## TASK DIRECTIONS
Copy every line below that has the word "about" in it.
(SOURCE RECORDS begins)
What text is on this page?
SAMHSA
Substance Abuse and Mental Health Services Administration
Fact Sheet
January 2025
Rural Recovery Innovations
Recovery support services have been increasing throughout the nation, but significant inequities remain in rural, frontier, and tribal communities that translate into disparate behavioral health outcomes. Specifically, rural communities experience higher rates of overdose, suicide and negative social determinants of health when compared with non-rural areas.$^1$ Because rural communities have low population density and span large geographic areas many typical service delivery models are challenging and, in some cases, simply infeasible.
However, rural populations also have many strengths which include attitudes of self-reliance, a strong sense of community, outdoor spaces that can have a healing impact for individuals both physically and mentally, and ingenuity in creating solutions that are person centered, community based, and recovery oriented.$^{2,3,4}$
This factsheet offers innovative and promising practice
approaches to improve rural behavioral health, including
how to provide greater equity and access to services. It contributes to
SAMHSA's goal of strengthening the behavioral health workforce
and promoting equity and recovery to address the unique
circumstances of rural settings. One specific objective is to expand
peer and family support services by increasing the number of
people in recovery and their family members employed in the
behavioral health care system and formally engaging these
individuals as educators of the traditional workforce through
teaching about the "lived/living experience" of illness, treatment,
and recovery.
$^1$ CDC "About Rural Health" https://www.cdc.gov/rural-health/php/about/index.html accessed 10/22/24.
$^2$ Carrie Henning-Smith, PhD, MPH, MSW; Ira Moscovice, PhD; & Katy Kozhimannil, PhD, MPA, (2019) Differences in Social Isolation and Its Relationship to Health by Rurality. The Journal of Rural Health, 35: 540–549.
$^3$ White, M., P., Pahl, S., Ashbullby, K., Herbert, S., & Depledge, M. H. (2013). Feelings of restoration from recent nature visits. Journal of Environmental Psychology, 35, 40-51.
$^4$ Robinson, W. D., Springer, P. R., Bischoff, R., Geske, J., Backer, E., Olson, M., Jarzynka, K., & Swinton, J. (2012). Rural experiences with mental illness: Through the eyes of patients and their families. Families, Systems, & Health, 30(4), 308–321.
(SOURCE RECORDS ends)
## WRITTEN ANSWER
teaching about the "lived/living experience" of illness, treatment,
$^1$ CDC "About Rural Health" https://www.cdc.gov/rural-health/php/about/index.html accessed 10/22/24.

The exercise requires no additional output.